TRECHO SELECIONADO:
((
DISCURSO DE D. SILVANO M. TOMASI

Genebra, 23 de Abril de 2009

Senhora Coordenadora

Primeiro de tudo gostaria de expressar a minha satisfação e a estima da Santa Sé pela excelente preparação e realização dos nossos trabalhos. Gostaria também de lhe exprimir a minha satisfação pela decisão de organizar esta reunião de especialistas com o objectivo de acelerar a prática das obrigações que todos assumimos ao ratificar o V Protocolo, numa tentativa de ligar, na teoria e na prática, o direito humanitário internacional e os direitos humanos. Reforçando o direito humanitário internacional com a adopção do V Protocolo, os Estados Partes reafirmam que a dignidade da pessoa é inalienável e no centro do Protocolo deveriam permanecer os sobreviventes e as vítimas dos resíduos bélicos explosivos. Prevenção e assistência são os dois pilares do Protocolo. Permita-me, Senhora Coordenadora, desenvolver alguns elementos sobre a questão da assistência às vítimas. Para este fim, limito-me a insistir sobre as três dimensões seguintes:

1. Todas as vítimas dos conflitos e das diversas categorias de armas e de munições têm o direito de receber assistência, sem qualquer discriminação. Porém, a ajuda oferecida deveria ser apropriada e específica. O que não deveria de modo algum levar à exclusão de pessoas ou de grupos de pessoas, vítimas directas ou indirectas, e deixá-las viver às margens da sociedade. Uma assistência adequada permite às vítimas ocupar um lugar digno no seio da sociedade. Um lugar digno significa antes de tudo serem tratadas como pessoas com plenos direitos, autónomas, activas, que participam na edificação de uma sociedade próspera e solidária.
))
ITENS:
((
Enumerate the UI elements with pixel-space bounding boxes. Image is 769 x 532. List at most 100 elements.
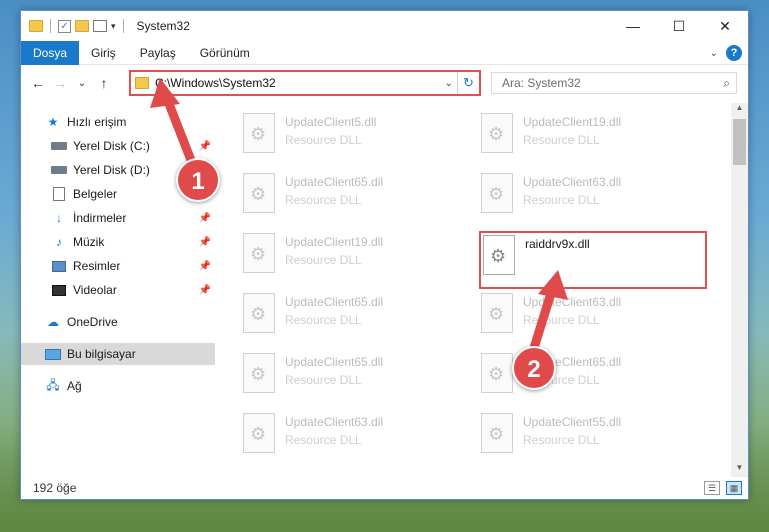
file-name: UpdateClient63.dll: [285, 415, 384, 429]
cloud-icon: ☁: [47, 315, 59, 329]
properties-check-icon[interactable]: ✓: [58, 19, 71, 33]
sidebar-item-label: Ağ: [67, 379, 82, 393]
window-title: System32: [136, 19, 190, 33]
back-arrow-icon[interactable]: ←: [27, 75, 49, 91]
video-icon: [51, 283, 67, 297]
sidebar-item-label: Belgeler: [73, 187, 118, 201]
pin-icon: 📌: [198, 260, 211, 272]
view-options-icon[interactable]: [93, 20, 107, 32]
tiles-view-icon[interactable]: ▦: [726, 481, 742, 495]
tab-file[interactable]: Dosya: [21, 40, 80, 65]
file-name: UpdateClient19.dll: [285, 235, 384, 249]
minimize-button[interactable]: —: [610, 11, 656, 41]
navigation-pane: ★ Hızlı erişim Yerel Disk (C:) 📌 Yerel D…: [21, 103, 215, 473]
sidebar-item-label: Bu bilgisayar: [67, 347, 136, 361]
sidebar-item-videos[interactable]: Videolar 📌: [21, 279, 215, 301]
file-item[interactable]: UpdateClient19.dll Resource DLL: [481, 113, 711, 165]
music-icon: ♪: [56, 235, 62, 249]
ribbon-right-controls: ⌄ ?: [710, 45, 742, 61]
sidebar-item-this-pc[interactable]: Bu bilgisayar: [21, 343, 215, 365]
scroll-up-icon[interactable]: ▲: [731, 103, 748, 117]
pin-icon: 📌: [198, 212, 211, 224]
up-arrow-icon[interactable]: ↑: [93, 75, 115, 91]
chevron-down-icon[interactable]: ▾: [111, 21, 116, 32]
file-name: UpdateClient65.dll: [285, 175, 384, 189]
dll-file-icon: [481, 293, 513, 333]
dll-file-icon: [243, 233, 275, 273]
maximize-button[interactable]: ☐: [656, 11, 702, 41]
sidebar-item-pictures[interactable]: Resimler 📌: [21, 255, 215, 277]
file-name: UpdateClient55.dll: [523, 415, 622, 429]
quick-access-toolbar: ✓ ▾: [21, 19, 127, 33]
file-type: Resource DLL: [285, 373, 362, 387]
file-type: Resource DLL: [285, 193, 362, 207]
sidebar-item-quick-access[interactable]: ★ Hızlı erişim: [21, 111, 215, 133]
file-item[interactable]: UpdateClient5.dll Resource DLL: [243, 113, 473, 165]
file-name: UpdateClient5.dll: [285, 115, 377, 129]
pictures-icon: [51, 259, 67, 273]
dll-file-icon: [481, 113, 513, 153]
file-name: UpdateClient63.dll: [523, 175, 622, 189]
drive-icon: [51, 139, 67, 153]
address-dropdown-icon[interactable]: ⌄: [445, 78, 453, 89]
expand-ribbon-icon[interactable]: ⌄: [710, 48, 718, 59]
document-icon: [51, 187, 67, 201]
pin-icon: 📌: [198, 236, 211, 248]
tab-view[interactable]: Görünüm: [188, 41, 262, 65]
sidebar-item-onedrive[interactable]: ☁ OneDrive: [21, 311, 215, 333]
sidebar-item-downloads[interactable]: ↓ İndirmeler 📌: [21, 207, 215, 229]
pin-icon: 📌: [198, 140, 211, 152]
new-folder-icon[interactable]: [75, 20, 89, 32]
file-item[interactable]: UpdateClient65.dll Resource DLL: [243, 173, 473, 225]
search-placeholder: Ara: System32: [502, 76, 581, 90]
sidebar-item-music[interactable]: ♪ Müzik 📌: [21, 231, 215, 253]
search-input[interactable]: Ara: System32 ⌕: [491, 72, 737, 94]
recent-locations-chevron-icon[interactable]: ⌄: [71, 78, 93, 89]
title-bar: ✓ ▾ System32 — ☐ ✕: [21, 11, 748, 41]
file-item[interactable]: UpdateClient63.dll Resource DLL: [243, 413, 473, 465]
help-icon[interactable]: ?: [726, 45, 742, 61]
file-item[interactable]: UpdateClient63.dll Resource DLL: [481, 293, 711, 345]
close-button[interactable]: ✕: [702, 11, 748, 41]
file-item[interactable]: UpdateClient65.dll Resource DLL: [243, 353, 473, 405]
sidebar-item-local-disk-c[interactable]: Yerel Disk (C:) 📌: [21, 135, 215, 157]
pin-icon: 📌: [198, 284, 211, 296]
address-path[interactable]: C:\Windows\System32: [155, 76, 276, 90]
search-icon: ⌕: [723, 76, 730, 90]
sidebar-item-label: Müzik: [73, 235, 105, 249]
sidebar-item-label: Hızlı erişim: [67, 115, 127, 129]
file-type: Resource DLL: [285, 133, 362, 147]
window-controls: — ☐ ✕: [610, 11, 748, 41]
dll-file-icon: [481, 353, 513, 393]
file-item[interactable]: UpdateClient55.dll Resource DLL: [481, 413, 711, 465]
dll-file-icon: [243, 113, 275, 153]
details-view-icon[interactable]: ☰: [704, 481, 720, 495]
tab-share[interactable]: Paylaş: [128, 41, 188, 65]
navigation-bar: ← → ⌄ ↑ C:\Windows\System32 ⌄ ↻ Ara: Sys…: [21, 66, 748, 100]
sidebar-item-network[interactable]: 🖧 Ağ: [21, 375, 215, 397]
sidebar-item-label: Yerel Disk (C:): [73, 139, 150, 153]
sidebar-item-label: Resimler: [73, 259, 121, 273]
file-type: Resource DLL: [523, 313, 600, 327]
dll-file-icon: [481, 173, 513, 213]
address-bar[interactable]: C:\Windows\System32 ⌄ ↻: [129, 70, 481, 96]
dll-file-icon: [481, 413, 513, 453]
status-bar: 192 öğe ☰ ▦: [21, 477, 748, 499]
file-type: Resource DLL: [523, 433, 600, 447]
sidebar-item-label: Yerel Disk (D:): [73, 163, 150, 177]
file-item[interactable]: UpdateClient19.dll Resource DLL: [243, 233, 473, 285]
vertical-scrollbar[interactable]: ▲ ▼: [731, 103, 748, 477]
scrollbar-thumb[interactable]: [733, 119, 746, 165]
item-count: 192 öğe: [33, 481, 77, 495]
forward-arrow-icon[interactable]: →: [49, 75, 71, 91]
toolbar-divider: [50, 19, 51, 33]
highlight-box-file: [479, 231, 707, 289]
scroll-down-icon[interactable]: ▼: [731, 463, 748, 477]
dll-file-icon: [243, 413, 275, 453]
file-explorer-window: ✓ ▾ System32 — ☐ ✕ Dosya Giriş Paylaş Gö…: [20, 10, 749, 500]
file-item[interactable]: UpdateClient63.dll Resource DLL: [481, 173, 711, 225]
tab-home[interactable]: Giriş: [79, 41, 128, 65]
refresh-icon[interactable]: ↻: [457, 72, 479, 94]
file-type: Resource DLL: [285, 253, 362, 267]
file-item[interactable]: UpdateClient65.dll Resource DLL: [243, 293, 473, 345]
))
CONJUNTO DE TAREFAS:
1. Indique se cada afirmação concorda com o discurso sobre o V Protocolo, respondendo sim ou não e citando as palavras do discurso que decidem: (a) prevenção e assistência são os dois pilares do Protocolo; (b) o discurso foi proferido em Roma; (c) a ajuda às vítimas deveria ser genérica e igual para todas.
2. Prossiga o discurso sobre o V Protocolo a partir do ponto em que ele termina.
As linhas não têm relação com o discurso sobre o V Protocolo.

RESPOSTAS POR TAREFA:
1.
(a) Sim: "Prevenção e assistência são os dois pilares do Protocolo."
(b) Não: "Genebra, 23 de Abril de 2009"
(c) Não: "a ajuda oferecida deveria ser apropriada e específica."

2.
A Santa Sé, através das suas instituições empenhadas na acção a favor das vítimas de minas, das munições de fragmentação, dos resíduos bélicos explosivos, procura contribuir para restituir às pessoas atingidas, em dezenas de países, a máxima normalidade, que é ser alunos, estudantes, camponeses, operários, artesãos ou trabalhadores independentes; ser pais ou mães de família; ser membros a pleno título da sociedade onde vivem. Para este fim, a educação e a formação profissional são o instrumento ideal no caminho da reinserção social, económica e política.

As vítimas dos resíduos bélicos explosivos não deveriam ser também vítimas de discriminação. Elas não esperam uma ajuda para sobreviver mas, pelo contrário, que se ponham em acção as condições que lhes permitam ser membros a pleno título das sociedades em que vivem e nas quais seriam capazes de oferecer a sua contribuição para a prosperidade e a paz, dado que foram as primeiras a experimentar na própria pele e na própria existência a natureza dos conflitos e as suas consequências. Dito isto, não se deveria esquecer a dimensão da compaixão e da proximidade humana, tão importantes para as vítimas e que constituem um apoio precioso, particularmente nas fases mais difíceis desta tragédia humana que as vítimas vivem, em muitos casos, sozinhas e na indiferença geral. Portanto, a assistência às vítimas é uma questão de dignidade, de direitos, de justiça e de fraternidade.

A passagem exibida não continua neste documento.